◆ DOCUMENT EXTRACT
----------

The Problem
New residents submit work orders within days of moving in. A resident who moves in on Monday and submits a maintenance request on Wednesday is telling you the unit wasn't actually ready.
This creates three immediate problems:
Operational cost: You pay for make-ready once during turn, then pay again to fix what was missed. Labor and materials spent twice on the same unit.
Resident satisfaction: First impression matters. A resident who submits 2-3 work orders in their first week starts the lease frustrated. This shows up in online reviews and renewal decisions 11 months later.
Portfolio blindness: Without measurement, you can't distinguish between properties with tight make-ready processes and those rushing turns to hit occupancy targets.
Most companies track work orders but don't segment by move-in date. The signal gets buried in aggregate maintenance data.
The Measurement Framework
We track three metrics:
1. Work Order Incidence Rate: Percentage of new move-ins who submit at least one work order within 10 days. High percentage indicates make-ready quality problems.
2. Early Intensity: For residents who submit work orders, how many in the first 10 days? One minor issue is fixable. Three or four means the unit had multiple failures.
3. Total Intensity: Same residents, tracked over 90 days. Did the early problems stop, or do these units continue generating work orders?
The 10-day window captures make-ready failures specifically. Items discovered through actual use (running the dishwasher, using the shower, operating the HVAC under load).
We use trailing 3-month periods (T3) for analysis. This provides adequate sample size and smooths weekly variance.

----------

◆ EXTRACTED INFORMATION

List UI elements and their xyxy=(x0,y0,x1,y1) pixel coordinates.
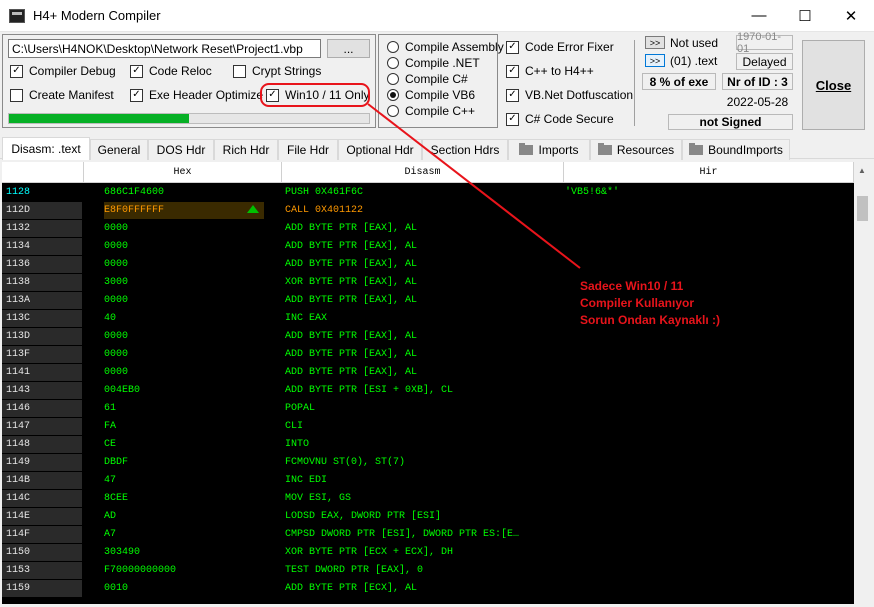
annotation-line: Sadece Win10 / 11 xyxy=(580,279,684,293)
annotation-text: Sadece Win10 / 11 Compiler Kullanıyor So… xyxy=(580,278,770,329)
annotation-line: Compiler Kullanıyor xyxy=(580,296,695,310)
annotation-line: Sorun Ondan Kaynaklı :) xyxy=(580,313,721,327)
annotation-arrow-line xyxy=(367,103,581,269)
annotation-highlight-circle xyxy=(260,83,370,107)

----------

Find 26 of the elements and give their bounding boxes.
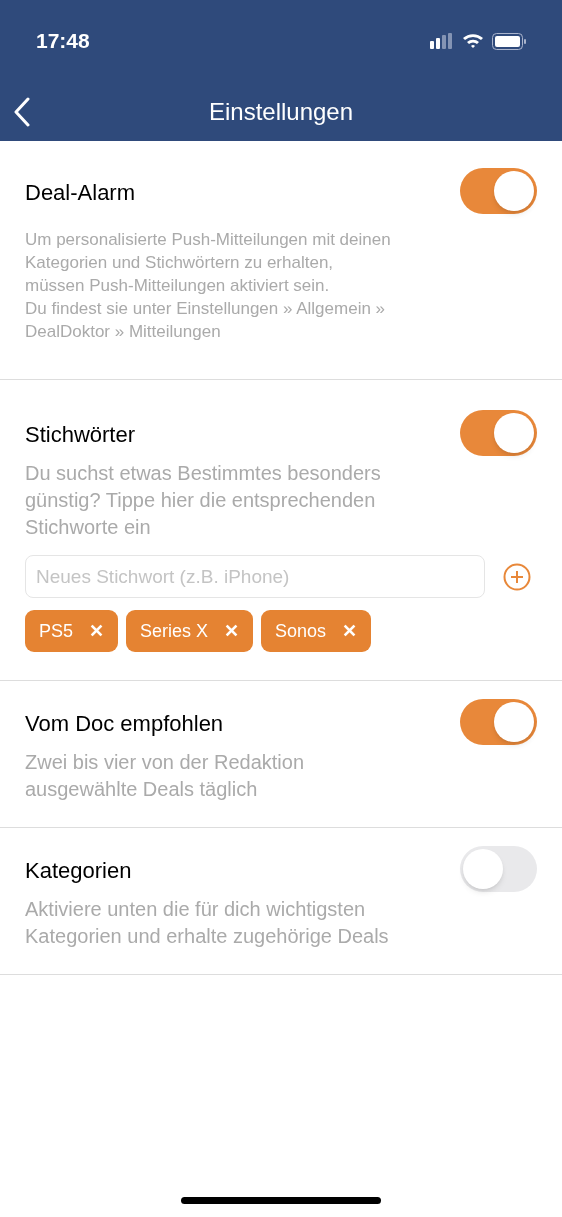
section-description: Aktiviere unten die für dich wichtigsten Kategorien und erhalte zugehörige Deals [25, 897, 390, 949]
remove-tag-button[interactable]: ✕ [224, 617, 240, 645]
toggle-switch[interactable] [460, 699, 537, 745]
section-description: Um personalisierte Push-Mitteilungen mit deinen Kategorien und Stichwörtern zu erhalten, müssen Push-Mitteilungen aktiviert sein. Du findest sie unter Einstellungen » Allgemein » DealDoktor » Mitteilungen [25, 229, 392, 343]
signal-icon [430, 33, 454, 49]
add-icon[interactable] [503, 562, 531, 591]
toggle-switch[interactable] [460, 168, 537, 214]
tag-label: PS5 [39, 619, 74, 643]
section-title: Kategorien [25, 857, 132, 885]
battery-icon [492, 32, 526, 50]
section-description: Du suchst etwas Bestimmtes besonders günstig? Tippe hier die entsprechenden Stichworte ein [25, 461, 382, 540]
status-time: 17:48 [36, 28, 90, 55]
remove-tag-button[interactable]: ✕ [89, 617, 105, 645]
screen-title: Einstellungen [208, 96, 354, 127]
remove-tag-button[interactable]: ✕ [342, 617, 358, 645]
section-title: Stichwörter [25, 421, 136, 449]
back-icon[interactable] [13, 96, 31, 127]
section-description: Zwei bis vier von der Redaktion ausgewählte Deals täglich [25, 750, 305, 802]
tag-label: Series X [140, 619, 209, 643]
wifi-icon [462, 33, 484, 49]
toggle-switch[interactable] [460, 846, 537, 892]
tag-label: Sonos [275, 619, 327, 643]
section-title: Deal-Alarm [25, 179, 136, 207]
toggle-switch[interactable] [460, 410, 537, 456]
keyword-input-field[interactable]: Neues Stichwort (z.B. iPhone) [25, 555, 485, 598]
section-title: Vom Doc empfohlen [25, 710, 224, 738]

----------

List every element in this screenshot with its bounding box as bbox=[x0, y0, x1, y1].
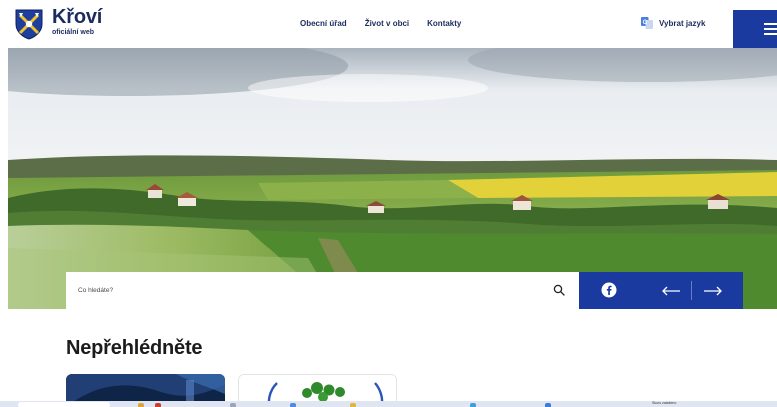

----------

◆ WORK INSTRUCTIONS
a – From the text on move-in work orders and make-ready quality, pull out the passage from "The 10-day window" up to and including "HVAC under load).", word for word.
b – Extend the text on move-in work orders and make-ready quality, picking up after its final sentence.

◆ EXPECTED OUTPUTS
a –
The 10-day window captures make-ready failures specifically. Items discovered through actual use (running the dishwasher, using the shower, operating the HVAC under load).

b –
Building the Dataset
Two PMS reports don't natively connect. The move-in report shows who moved in and when. The work order report shows maintenance requests by unit. Neither tells you if a work order came from a new move-in.
Load source data and handle dates:
import pandas as pd
from datetime import datetime
from pathlib import Path
# Read source files
lease_data = pd.read_excel(lease_data_file)
work_orders = pd.read_excel(work_order_file)
# Convert date columns - handle mixed timezones
lease_data['Move-In'] = pd.to_datetime(
lease_data['Move-In'],
errors='coerce',
utc=True
).dt.tz_localize(None)
work_orders['Created'] = pd.to_datetime(
work_orders['Created'],
errors='coerce',
utc=True
).dt.tz_localize(None)
work_orders['Closed'] = pd.to_datetime(
work_orders['Closed'],
errors='coerce',
utc=True
).dt.tz_localize(None)
Create merge keys and identify matches:
# Create merge key for joining property + unit
lease_data['merge_key'] = (
lease_data['Property Name'] + '|' + lease_data['Bldg-Unit'].astype(str)
)
work_orders['merge_key'] = (
work_orders['Property'] + '|' + work_orders['BLDG-Unit'].astype(str)
)
# For each lease, check if any WO exists within 10 days
matches = []
matched_residents = []
for idx, lease_row in lease_data.iterrows():
if pd.isna(lease_row['Move-In']):
matches.append("No Match")
continue
# Filter WOs for this unit
unit_wos = work_orders[work_orders['merge_key'] == lease_row['merge_key']]
# Check if any are within 10 days
match_found = any(
(unit_wos['Created'] >= lease_row['Move-In']) &
(unit_wos['Created'] <= lease_row['Move-In'] + pd.Timedelta(days=10))
)
matches.append("Match Found" if match_found else "No Match")
if match_found:
matched_residents.append(idx)
lease_data['Match Status'] = matches
Calculating Metrics
Property-level summary:
# Create Summary data by property
summary_by_property = []
for property_name in lease_data['Property Name'].unique():
property_leases = lease_data[lease_data['Property Name'] == property_name]
total_move_ins = len(property_leases)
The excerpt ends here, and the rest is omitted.